» **Extracts from a graphics dataset**:

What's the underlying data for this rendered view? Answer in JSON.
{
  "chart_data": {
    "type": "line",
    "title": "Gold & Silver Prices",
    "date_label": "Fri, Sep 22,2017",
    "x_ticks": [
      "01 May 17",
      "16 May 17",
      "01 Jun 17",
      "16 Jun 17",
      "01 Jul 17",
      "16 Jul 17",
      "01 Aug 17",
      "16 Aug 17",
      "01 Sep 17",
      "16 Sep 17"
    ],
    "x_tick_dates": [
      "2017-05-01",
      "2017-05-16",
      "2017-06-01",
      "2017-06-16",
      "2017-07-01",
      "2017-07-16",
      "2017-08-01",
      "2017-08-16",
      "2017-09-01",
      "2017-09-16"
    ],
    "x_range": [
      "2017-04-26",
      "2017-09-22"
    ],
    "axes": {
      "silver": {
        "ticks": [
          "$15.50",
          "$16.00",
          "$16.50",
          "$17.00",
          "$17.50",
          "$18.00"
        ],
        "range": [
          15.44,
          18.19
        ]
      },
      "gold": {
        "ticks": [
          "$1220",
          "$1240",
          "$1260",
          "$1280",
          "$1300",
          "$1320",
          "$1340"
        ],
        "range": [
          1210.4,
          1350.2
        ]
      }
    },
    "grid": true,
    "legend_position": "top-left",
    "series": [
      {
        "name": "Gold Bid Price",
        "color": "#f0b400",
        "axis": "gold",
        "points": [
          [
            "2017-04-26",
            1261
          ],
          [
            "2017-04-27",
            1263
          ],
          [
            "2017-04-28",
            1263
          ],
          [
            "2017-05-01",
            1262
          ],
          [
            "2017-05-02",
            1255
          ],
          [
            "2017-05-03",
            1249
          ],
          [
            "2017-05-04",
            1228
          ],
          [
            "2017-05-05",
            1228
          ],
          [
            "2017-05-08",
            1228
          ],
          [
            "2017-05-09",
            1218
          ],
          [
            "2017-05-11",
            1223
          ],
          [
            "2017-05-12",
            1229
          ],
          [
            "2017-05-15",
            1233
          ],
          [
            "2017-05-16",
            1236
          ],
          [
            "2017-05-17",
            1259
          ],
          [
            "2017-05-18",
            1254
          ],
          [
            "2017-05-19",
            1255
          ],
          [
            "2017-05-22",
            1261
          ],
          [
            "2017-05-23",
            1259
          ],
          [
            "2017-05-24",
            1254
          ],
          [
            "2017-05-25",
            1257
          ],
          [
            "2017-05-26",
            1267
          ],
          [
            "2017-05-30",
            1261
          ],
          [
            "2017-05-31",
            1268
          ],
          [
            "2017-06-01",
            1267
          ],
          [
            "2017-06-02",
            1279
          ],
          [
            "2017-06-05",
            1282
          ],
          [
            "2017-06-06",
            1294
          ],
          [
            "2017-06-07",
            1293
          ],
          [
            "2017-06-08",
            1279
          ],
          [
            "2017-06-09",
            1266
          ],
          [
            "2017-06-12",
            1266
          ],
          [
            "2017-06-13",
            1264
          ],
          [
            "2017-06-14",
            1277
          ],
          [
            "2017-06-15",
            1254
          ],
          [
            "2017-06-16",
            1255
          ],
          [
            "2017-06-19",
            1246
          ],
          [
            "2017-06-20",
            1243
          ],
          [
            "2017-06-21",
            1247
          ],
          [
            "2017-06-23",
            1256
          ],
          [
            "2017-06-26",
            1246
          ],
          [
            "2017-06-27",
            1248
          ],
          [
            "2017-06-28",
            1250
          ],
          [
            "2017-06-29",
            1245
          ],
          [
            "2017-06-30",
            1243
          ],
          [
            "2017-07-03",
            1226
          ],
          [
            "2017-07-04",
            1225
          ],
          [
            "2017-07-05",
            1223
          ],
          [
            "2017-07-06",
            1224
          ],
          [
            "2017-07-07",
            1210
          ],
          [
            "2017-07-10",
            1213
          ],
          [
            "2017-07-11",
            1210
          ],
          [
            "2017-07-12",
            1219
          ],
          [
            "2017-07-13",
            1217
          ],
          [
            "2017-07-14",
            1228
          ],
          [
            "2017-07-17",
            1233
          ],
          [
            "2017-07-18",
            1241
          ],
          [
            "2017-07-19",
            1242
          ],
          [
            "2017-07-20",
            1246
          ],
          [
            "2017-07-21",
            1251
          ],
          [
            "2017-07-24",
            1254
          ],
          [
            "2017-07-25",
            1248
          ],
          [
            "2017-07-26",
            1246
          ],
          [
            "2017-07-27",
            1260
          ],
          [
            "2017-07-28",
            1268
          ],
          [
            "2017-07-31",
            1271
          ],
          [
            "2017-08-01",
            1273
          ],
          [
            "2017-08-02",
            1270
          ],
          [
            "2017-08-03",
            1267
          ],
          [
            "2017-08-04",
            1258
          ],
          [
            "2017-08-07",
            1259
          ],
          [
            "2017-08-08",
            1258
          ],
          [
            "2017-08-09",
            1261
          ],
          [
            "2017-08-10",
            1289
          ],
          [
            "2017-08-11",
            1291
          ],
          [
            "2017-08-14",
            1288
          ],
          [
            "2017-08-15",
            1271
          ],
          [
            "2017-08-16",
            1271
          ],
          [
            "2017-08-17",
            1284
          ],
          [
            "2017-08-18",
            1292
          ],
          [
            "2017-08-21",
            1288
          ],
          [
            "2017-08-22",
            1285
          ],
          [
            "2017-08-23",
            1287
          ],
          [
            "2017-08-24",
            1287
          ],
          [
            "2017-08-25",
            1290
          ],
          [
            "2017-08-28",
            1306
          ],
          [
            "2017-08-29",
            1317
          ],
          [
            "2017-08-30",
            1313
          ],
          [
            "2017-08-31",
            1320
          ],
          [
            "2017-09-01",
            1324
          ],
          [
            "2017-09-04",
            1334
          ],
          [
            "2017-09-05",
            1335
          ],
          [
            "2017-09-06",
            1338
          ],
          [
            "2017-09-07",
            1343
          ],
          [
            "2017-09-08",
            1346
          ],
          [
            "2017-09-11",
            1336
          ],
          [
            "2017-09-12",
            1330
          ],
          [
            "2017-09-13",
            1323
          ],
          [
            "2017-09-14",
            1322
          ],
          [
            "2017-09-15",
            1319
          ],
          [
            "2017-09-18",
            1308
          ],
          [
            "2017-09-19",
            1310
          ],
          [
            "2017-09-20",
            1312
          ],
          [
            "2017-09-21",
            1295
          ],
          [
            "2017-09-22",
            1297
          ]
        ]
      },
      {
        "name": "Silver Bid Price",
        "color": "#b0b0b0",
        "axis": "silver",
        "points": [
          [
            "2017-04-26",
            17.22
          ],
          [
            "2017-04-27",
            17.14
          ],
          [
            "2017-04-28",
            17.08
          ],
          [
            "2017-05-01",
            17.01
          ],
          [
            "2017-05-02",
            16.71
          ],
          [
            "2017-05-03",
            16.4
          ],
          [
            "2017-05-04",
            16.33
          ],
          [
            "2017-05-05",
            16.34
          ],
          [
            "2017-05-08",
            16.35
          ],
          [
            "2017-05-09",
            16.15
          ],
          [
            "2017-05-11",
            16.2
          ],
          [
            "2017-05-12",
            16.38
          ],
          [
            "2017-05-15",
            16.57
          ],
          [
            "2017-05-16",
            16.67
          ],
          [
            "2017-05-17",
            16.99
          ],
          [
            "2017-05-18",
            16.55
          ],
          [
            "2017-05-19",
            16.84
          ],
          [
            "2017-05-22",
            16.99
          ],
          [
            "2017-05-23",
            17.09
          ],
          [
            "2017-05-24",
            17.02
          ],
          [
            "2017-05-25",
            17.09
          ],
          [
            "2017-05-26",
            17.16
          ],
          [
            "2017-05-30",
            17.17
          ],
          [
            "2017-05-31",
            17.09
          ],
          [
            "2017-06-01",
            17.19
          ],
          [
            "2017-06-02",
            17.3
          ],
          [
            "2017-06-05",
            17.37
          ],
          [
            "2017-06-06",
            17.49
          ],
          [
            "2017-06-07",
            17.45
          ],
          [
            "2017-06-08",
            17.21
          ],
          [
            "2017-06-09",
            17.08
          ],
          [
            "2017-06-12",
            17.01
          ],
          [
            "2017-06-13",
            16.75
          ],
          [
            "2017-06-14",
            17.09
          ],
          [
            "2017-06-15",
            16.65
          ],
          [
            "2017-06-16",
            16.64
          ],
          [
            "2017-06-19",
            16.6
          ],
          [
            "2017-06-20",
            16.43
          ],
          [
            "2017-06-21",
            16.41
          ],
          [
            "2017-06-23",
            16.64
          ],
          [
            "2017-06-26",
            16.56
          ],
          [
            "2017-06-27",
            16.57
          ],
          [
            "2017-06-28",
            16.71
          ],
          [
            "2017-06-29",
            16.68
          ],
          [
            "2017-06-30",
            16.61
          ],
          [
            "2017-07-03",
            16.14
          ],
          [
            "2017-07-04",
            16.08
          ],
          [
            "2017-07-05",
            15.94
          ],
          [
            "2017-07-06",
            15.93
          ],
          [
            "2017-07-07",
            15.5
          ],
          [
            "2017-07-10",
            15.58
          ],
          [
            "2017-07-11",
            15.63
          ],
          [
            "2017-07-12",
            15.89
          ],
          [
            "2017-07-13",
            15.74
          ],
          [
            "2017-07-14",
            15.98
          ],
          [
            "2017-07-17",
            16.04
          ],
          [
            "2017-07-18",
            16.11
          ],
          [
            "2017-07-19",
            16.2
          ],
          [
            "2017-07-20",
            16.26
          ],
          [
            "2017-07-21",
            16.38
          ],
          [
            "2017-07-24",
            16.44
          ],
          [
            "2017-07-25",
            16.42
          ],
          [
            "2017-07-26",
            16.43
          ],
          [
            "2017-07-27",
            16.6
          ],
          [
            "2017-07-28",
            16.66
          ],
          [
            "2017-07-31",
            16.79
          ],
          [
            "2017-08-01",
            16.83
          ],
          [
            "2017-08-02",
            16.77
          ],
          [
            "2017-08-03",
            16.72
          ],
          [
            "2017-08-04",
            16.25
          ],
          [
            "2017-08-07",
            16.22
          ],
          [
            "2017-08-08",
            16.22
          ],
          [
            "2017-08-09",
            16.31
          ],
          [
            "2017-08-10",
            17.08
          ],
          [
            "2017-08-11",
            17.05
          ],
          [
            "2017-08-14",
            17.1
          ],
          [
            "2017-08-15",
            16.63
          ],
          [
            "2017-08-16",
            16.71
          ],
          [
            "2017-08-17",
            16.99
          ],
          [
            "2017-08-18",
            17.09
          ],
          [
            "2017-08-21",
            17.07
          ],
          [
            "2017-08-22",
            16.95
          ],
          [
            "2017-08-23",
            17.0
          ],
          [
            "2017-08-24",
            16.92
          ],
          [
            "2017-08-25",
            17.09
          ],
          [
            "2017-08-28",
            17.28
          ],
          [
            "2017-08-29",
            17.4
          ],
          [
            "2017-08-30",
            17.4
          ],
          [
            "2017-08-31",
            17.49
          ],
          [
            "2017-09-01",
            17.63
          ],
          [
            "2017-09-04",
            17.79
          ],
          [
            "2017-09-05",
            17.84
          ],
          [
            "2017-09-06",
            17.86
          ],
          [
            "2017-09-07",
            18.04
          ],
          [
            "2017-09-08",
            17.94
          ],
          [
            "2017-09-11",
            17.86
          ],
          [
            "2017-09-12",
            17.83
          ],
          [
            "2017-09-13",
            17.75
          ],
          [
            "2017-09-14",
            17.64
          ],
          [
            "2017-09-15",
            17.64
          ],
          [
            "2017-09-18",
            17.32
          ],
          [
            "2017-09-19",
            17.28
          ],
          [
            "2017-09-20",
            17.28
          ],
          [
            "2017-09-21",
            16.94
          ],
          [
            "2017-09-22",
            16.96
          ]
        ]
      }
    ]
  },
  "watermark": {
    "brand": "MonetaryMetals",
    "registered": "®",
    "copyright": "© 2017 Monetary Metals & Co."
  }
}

* * *

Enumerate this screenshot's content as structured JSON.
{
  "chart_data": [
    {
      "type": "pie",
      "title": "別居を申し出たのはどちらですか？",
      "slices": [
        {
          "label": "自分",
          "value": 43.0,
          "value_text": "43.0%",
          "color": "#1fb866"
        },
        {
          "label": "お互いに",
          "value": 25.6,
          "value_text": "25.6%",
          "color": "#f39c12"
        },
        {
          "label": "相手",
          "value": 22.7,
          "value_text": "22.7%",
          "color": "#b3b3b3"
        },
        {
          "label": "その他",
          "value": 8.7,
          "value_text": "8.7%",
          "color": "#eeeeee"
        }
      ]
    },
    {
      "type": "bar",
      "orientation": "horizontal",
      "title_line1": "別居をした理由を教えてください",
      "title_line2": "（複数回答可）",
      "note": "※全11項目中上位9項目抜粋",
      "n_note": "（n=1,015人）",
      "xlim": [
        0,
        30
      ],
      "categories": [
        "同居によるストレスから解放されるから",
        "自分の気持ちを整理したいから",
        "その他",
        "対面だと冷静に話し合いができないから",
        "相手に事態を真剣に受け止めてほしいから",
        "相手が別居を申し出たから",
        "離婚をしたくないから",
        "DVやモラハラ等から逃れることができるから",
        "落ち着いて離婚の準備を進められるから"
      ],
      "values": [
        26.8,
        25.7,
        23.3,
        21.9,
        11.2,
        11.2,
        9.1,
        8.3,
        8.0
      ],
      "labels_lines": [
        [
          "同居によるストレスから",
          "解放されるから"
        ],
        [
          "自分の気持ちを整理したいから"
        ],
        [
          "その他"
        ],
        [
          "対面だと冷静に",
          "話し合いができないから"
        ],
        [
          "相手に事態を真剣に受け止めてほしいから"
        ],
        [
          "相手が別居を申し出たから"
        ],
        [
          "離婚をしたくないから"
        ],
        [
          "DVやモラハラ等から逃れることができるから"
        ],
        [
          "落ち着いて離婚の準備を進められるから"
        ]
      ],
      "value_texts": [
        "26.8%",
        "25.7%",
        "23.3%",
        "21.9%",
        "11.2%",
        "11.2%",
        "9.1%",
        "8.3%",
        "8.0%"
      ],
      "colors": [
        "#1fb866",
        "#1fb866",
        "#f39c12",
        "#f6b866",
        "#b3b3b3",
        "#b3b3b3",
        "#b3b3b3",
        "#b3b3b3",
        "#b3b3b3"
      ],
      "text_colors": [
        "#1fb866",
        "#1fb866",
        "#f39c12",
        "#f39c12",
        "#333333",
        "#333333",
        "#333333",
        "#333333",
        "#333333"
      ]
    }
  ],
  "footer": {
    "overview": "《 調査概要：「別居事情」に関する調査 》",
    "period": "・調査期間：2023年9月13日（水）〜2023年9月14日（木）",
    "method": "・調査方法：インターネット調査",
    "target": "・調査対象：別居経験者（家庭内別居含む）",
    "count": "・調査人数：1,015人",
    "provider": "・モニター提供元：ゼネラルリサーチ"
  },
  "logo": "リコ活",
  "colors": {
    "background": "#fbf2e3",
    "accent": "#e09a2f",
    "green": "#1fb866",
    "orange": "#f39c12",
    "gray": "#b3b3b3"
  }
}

---

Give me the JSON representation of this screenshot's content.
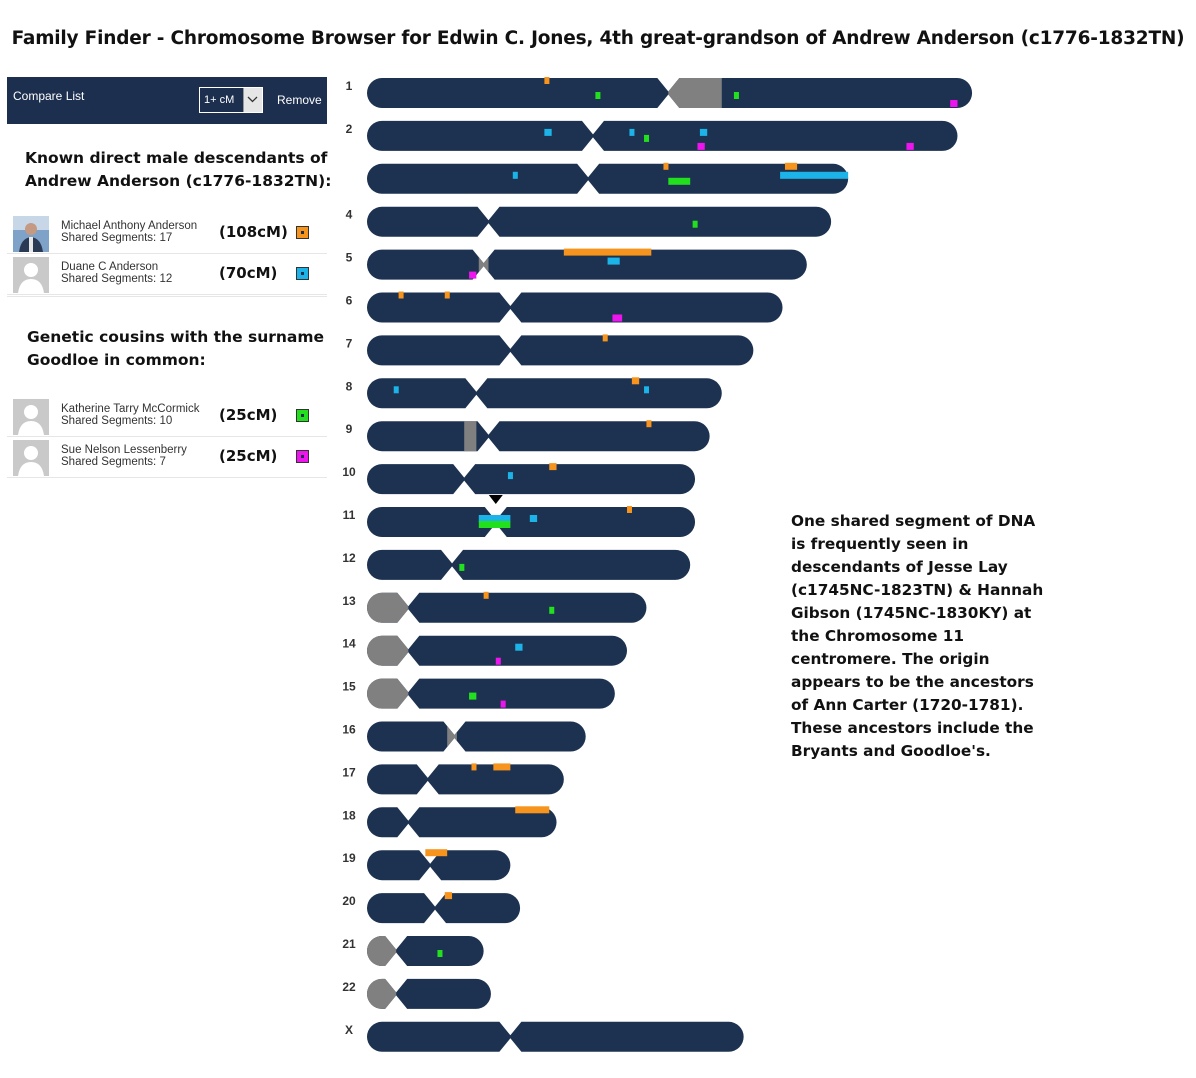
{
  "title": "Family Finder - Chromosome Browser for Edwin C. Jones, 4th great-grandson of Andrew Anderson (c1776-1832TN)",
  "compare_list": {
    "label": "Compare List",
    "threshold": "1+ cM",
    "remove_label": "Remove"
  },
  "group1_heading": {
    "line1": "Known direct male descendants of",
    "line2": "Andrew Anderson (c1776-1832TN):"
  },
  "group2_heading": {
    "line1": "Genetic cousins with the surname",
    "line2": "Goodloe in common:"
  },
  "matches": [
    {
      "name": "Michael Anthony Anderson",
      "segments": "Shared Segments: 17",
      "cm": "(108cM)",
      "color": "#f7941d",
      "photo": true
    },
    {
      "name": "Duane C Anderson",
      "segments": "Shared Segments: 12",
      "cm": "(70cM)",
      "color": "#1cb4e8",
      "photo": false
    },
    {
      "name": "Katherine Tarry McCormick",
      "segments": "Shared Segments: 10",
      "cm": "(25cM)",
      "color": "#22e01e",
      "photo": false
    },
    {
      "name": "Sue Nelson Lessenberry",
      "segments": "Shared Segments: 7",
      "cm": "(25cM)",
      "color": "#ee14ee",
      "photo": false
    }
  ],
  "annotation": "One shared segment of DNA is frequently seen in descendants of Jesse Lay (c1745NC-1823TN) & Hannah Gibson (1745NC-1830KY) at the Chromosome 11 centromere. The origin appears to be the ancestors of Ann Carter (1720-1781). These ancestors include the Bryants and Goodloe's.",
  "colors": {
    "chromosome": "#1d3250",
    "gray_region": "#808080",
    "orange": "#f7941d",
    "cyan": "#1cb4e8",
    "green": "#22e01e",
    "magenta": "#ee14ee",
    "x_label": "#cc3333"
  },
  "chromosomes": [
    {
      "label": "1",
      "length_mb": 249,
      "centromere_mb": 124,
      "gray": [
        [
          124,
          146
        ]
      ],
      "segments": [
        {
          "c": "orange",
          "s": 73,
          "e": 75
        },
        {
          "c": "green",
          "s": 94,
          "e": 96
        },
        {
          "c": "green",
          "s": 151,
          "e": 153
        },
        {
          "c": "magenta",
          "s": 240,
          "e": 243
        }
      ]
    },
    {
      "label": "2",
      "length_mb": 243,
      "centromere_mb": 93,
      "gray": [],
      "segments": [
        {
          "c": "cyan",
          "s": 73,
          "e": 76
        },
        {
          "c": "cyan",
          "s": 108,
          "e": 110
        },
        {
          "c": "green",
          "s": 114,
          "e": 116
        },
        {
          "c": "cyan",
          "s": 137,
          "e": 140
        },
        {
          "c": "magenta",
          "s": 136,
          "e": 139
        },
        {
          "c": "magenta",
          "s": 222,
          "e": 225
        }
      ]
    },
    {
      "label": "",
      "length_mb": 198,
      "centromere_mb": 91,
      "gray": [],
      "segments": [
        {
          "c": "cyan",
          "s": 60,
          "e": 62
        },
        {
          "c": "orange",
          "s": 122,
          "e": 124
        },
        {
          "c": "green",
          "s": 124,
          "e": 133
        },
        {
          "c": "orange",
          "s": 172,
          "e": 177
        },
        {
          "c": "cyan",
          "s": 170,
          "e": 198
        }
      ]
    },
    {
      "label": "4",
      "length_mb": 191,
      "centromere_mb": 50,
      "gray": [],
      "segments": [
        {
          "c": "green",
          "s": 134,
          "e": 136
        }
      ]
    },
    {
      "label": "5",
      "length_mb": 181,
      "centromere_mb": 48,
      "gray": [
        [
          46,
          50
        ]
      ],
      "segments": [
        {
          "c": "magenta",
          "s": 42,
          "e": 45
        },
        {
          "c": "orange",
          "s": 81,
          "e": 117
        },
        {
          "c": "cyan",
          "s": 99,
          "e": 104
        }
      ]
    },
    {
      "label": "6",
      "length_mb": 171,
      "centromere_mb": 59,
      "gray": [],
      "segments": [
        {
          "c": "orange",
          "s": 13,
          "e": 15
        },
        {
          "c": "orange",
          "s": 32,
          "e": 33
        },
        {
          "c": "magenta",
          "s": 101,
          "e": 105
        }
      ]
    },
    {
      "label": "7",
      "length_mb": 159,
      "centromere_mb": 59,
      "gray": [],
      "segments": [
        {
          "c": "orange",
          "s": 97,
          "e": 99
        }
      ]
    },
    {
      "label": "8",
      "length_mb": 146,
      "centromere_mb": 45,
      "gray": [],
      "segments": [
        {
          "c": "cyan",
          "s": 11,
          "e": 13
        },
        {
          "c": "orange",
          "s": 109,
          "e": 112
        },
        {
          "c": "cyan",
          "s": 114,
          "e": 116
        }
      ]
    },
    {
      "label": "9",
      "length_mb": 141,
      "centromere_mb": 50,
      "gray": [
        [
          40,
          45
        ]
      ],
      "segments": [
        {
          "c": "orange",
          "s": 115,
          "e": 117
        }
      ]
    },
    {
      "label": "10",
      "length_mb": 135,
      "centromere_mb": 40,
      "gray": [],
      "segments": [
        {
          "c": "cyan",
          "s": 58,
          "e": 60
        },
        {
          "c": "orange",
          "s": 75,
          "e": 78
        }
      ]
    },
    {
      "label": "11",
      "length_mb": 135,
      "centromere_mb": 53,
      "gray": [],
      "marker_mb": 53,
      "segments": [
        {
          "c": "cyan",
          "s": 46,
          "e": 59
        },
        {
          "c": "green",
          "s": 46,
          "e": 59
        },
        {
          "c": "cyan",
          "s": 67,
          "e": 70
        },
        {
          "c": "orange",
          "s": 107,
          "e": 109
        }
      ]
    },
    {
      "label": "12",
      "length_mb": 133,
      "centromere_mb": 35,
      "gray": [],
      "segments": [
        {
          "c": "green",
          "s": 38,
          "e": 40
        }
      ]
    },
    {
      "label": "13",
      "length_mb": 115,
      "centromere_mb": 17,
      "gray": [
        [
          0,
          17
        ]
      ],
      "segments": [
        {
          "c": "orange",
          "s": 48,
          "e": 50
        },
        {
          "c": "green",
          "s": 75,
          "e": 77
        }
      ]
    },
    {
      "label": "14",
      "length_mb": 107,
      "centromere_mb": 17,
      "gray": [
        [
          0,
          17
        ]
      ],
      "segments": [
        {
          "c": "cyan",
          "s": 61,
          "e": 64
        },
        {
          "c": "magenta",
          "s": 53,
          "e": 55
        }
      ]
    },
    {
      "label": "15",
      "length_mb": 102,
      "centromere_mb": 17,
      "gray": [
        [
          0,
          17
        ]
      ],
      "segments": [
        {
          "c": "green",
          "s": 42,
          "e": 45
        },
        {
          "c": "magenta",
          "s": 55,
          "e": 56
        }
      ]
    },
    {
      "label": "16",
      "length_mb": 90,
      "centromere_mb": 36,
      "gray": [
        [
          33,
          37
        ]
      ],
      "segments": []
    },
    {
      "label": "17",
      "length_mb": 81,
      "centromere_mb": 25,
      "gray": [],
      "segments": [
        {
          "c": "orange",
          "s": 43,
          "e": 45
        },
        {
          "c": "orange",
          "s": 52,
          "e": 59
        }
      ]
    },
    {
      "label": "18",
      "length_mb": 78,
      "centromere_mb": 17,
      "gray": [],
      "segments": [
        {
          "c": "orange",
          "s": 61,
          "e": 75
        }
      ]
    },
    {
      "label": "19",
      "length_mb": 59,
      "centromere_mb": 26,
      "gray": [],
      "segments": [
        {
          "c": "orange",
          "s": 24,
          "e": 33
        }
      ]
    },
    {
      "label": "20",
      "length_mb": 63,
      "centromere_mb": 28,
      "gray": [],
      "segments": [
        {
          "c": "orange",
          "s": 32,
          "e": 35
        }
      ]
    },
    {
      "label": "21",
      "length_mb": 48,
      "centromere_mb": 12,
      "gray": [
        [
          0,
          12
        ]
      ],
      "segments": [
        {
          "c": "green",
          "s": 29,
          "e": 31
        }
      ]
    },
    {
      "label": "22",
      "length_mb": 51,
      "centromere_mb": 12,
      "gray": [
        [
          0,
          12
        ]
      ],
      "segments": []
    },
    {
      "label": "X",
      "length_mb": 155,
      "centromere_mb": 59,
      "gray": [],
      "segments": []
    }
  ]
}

» **Directions**: Look through the entries and find each line that has the string "相手に事態を真剣に受け止めてほしいから". Copy those lines.

» **Problem solution**:
        "相手に事態を真剣に受け止めてほしいから",
          "相手に事態を真剣に受け止めてほしいから"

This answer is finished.